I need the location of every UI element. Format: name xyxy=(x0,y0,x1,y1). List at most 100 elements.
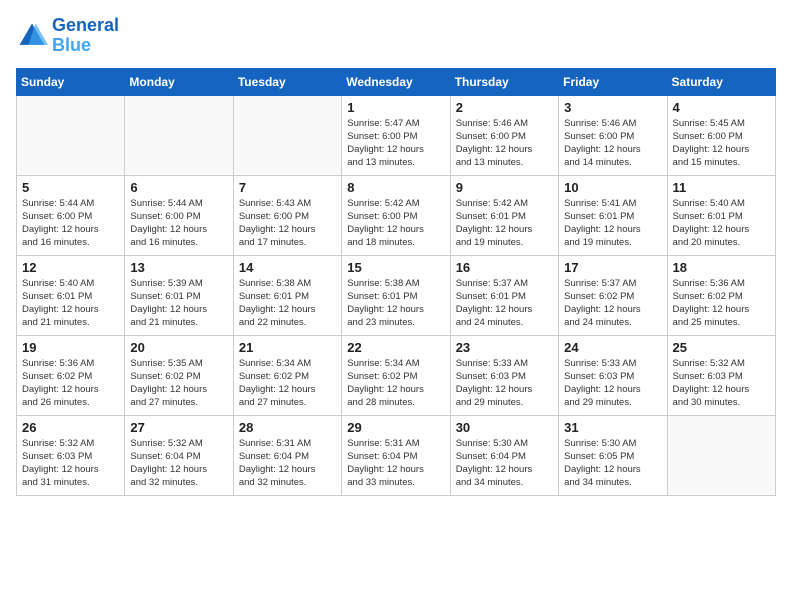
calendar-cell: 24Sunrise: 5:33 AM Sunset: 6:03 PM Dayli… xyxy=(559,335,667,415)
calendar-week-3: 12 Sunrise: 5:40 AM Sunset: 6:01 PM Dayli… xyxy=(17,255,776,335)
calendar-cell: 8 Sunrise: 5:42 AM Sunset: 6:00 PM Daylig… xyxy=(342,175,450,255)
logo-text: General Blue xyxy=(52,16,119,56)
day-number: 19 xyxy=(22,340,119,355)
day-number: 16 xyxy=(456,260,553,275)
day-info: Sunrise: 5:34 AM Sunset: 6:02 PM Dayligh… xyxy=(347,357,444,410)
calendar-cell: 13 Sunrise: 5:39 AM Sunset: 6:01 PM Dayli… xyxy=(125,255,233,335)
weekday-header-friday: Friday xyxy=(559,68,667,95)
calendar-cell: 29Sunrise: 5:31 AM Sunset: 6:04 PM Dayli… xyxy=(342,415,450,495)
day-info: Sunrise: 5:40 AM Sunset: 6:01 PM Dayligh… xyxy=(22,277,119,330)
calendar-cell: 26Sunrise: 5:32 AM Sunset: 6:03 PM Dayli… xyxy=(17,415,125,495)
calendar: SundayMondayTuesdayWednesdayThursdayFrid… xyxy=(16,68,776,496)
day-info: Sunrise: 5:43 AM Sunset: 6:00 PM Dayligh… xyxy=(239,197,336,250)
day-number: 28 xyxy=(239,420,336,435)
day-number: 11 xyxy=(673,180,770,195)
day-number: 24 xyxy=(564,340,661,355)
day-number: 20 xyxy=(130,340,227,355)
calendar-cell: 3 Sunrise: 5:46 AM Sunset: 6:00 PM Daylig… xyxy=(559,95,667,175)
calendar-cell: 30Sunrise: 5:30 AM Sunset: 6:04 PM Dayli… xyxy=(450,415,558,495)
day-number: 8 xyxy=(347,180,444,195)
day-info: Sunrise: 5:32 AM Sunset: 6:03 PM Dayligh… xyxy=(673,357,770,410)
calendar-cell: 16 Sunrise: 5:37 AM Sunset: 6:01 PM Dayli… xyxy=(450,255,558,335)
day-number: 21 xyxy=(239,340,336,355)
calendar-cell: 9 Sunrise: 5:42 AM Sunset: 6:01 PM Daylig… xyxy=(450,175,558,255)
calendar-cell: 23 Sunrise: 5:33 AM Sunset: 6:03 PM Dayli… xyxy=(450,335,558,415)
day-info: Sunrise: 5:42 AM Sunset: 6:00 PM Dayligh… xyxy=(347,197,444,250)
day-number: 9 xyxy=(456,180,553,195)
calendar-cell xyxy=(17,95,125,175)
calendar-body: 1Sunrise: 5:47 AM Sunset: 6:00 PM Daylig… xyxy=(17,95,776,495)
logo-icon xyxy=(16,20,48,52)
day-number: 17 xyxy=(564,260,661,275)
day-info: Sunrise: 5:30 AM Sunset: 6:05 PM Dayligh… xyxy=(564,437,661,490)
calendar-cell: 27 Sunrise: 5:32 AM Sunset: 6:04 PM Dayli… xyxy=(125,415,233,495)
weekday-header-row: SundayMondayTuesdayWednesdayThursdayFrid… xyxy=(17,68,776,95)
day-number: 2 xyxy=(456,100,553,115)
calendar-cell: 2Sunrise: 5:46 AM Sunset: 6:00 PM Daylig… xyxy=(450,95,558,175)
calendar-cell: 17 Sunrise: 5:37 AM Sunset: 6:02 PM Dayli… xyxy=(559,255,667,335)
calendar-cell: 22Sunrise: 5:34 AM Sunset: 6:02 PM Dayli… xyxy=(342,335,450,415)
day-number: 10 xyxy=(564,180,661,195)
day-info: Sunrise: 5:44 AM Sunset: 6:00 PM Dayligh… xyxy=(22,197,119,250)
calendar-cell: 12 Sunrise: 5:40 AM Sunset: 6:01 PM Dayli… xyxy=(17,255,125,335)
day-number: 13 xyxy=(130,260,227,275)
day-number: 12 xyxy=(22,260,119,275)
weekday-header-wednesday: Wednesday xyxy=(342,68,450,95)
day-info: Sunrise: 5:31 AM Sunset: 6:04 PM Dayligh… xyxy=(239,437,336,490)
calendar-week-5: 26Sunrise: 5:32 AM Sunset: 6:03 PM Dayli… xyxy=(17,415,776,495)
calendar-cell: 19 Sunrise: 5:36 AM Sunset: 6:02 PM Dayli… xyxy=(17,335,125,415)
day-info: Sunrise: 5:31 AM Sunset: 6:04 PM Dayligh… xyxy=(347,437,444,490)
calendar-cell xyxy=(233,95,341,175)
day-number: 18 xyxy=(673,260,770,275)
day-info: Sunrise: 5:39 AM Sunset: 6:01 PM Dayligh… xyxy=(130,277,227,330)
day-info: Sunrise: 5:33 AM Sunset: 6:03 PM Dayligh… xyxy=(456,357,553,410)
calendar-cell xyxy=(667,415,775,495)
day-number: 14 xyxy=(239,260,336,275)
day-info: Sunrise: 5:45 AM Sunset: 6:00 PM Dayligh… xyxy=(673,117,770,170)
calendar-week-2: 5 Sunrise: 5:44 AM Sunset: 6:00 PM Daylig… xyxy=(17,175,776,255)
day-info: Sunrise: 5:32 AM Sunset: 6:04 PM Dayligh… xyxy=(130,437,227,490)
day-info: Sunrise: 5:37 AM Sunset: 6:02 PM Dayligh… xyxy=(564,277,661,330)
day-number: 27 xyxy=(130,420,227,435)
day-number: 3 xyxy=(564,100,661,115)
calendar-cell: 28 Sunrise: 5:31 AM Sunset: 6:04 PM Dayli… xyxy=(233,415,341,495)
day-number: 26 xyxy=(22,420,119,435)
weekday-header-tuesday: Tuesday xyxy=(233,68,341,95)
day-number: 5 xyxy=(22,180,119,195)
day-info: Sunrise: 5:42 AM Sunset: 6:01 PM Dayligh… xyxy=(456,197,553,250)
day-info: Sunrise: 5:37 AM Sunset: 6:01 PM Dayligh… xyxy=(456,277,553,330)
calendar-cell: 15 Sunrise: 5:38 AM Sunset: 6:01 PM Dayli… xyxy=(342,255,450,335)
page-header: General Blue xyxy=(16,16,776,56)
day-number: 25 xyxy=(673,340,770,355)
weekday-header-sunday: Sunday xyxy=(17,68,125,95)
day-number: 6 xyxy=(130,180,227,195)
day-info: Sunrise: 5:44 AM Sunset: 6:00 PM Dayligh… xyxy=(130,197,227,250)
calendar-cell: 5 Sunrise: 5:44 AM Sunset: 6:00 PM Daylig… xyxy=(17,175,125,255)
day-info: Sunrise: 5:38 AM Sunset: 6:01 PM Dayligh… xyxy=(347,277,444,330)
calendar-cell: 6 Sunrise: 5:44 AM Sunset: 6:00 PM Daylig… xyxy=(125,175,233,255)
day-info: Sunrise: 5:46 AM Sunset: 6:00 PM Dayligh… xyxy=(564,117,661,170)
calendar-cell xyxy=(125,95,233,175)
calendar-cell: 7 Sunrise: 5:43 AM Sunset: 6:00 PM Daylig… xyxy=(233,175,341,255)
day-number: 7 xyxy=(239,180,336,195)
day-info: Sunrise: 5:36 AM Sunset: 6:02 PM Dayligh… xyxy=(22,357,119,410)
weekday-header-thursday: Thursday xyxy=(450,68,558,95)
calendar-cell: 21 Sunrise: 5:34 AM Sunset: 6:02 PM Dayli… xyxy=(233,335,341,415)
day-info: Sunrise: 5:41 AM Sunset: 6:01 PM Dayligh… xyxy=(564,197,661,250)
calendar-week-4: 19 Sunrise: 5:36 AM Sunset: 6:02 PM Dayli… xyxy=(17,335,776,415)
day-info: Sunrise: 5:38 AM Sunset: 6:01 PM Dayligh… xyxy=(239,277,336,330)
calendar-cell: 20Sunrise: 5:35 AM Sunset: 6:02 PM Dayli… xyxy=(125,335,233,415)
weekday-header-saturday: Saturday xyxy=(667,68,775,95)
day-number: 4 xyxy=(673,100,770,115)
day-info: Sunrise: 5:34 AM Sunset: 6:02 PM Dayligh… xyxy=(239,357,336,410)
calendar-cell: 25 Sunrise: 5:32 AM Sunset: 6:03 PM Dayli… xyxy=(667,335,775,415)
day-number: 23 xyxy=(456,340,553,355)
calendar-cell: 11Sunrise: 5:40 AM Sunset: 6:01 PM Dayli… xyxy=(667,175,775,255)
day-info: Sunrise: 5:47 AM Sunset: 6:00 PM Dayligh… xyxy=(347,117,444,170)
calendar-cell: 18 Sunrise: 5:36 AM Sunset: 6:02 PM Dayli… xyxy=(667,255,775,335)
calendar-cell: 1Sunrise: 5:47 AM Sunset: 6:00 PM Daylig… xyxy=(342,95,450,175)
calendar-cell: 31Sunrise: 5:30 AM Sunset: 6:05 PM Dayli… xyxy=(559,415,667,495)
day-number: 15 xyxy=(347,260,444,275)
day-info: Sunrise: 5:36 AM Sunset: 6:02 PM Dayligh… xyxy=(673,277,770,330)
calendar-cell: 10 Sunrise: 5:41 AM Sunset: 6:01 PM Dayli… xyxy=(559,175,667,255)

> Stated goal
Write out word for word the lines in the records above, from the line containing "calendar-cell: 24Sunrise: 5:33" through the line containing "day-info: Sunrise: 5:30".

> Result of the task
calendar-cell: 24Sunrise: 5:33 AM Sunset: 6:03 PM Dayli… xyxy=(559,335,667,415)
calendar-week-3: 12 Sunrise: 5:40 AM Sunset: 6:01 PM Dayli… xyxy=(17,255,776,335)
calendar-cell: 8 Sunrise: 5:42 AM Sunset: 6:00 PM Daylig… xyxy=(342,175,450,255)
logo-text: General Blue xyxy=(52,16,119,56)
day-number: 19 xyxy=(22,340,119,355)
day-number: 16 xyxy=(456,260,553,275)
day-info: Sunrise: 5:34 AM Sunset: 6:02 PM Dayligh… xyxy=(347,357,444,410)
calendar-cell: 13 Sunrise: 5:39 AM Sunset: 6:01 PM Dayli… xyxy=(125,255,233,335)
weekday-header-friday: Friday xyxy=(559,68,667,95)
calendar-cell: 29Sunrise: 5:31 AM Sunset: 6:04 PM Dayli… xyxy=(342,415,450,495)
day-info: Sunrise: 5:40 AM Sunset: 6:01 PM Dayligh… xyxy=(22,277,119,330)
calendar-cell: 26Sunrise: 5:32 AM Sunset: 6:03 PM Dayli… xyxy=(17,415,125,495)
calendar: SundayMondayTuesdayWednesdayThursdayFrid… xyxy=(16,68,776,496)
day-info: Sunrise: 5:43 AM Sunset: 6:00 PM Dayligh… xyxy=(239,197,336,250)
day-number: 28 xyxy=(239,420,336,435)
day-number: 11 xyxy=(673,180,770,195)
day-number: 24 xyxy=(564,340,661,355)
day-number: 20 xyxy=(130,340,227,355)
calendar-cell: 3 Sunrise: 5:46 AM Sunset: 6:00 PM Daylig… xyxy=(559,95,667,175)
calendar-cell: 30Sunrise: 5:30 AM Sunset: 6:04 PM Dayli… xyxy=(450,415,558,495)
day-number: 8 xyxy=(347,180,444,195)
day-info: Sunrise: 5:32 AM Sunset: 6:03 PM Dayligh… xyxy=(673,357,770,410)
calendar-cell: 16 Sunrise: 5:37 AM Sunset: 6:01 PM Dayli… xyxy=(450,255,558,335)
day-number: 21 xyxy=(239,340,336,355)
calendar-cell: 9 Sunrise: 5:42 AM Sunset: 6:01 PM Daylig… xyxy=(450,175,558,255)
calendar-cell: 23 Sunrise: 5:33 AM Sunset: 6:03 PM Dayli… xyxy=(450,335,558,415)
day-info: Sunrise: 5:42 AM Sunset: 6:00 PM Dayligh… xyxy=(347,197,444,250)
day-number: 9 xyxy=(456,180,553,195)
calendar-cell xyxy=(17,95,125,175)
calendar-body: 1Sunrise: 5:47 AM Sunset: 6:00 PM Daylig… xyxy=(17,95,776,495)
logo-icon xyxy=(16,20,48,52)
day-number: 17 xyxy=(564,260,661,275)
day-info: Sunrise: 5:30 AM Sunset: 6:05 PM Dayligh… xyxy=(564,437,661,490)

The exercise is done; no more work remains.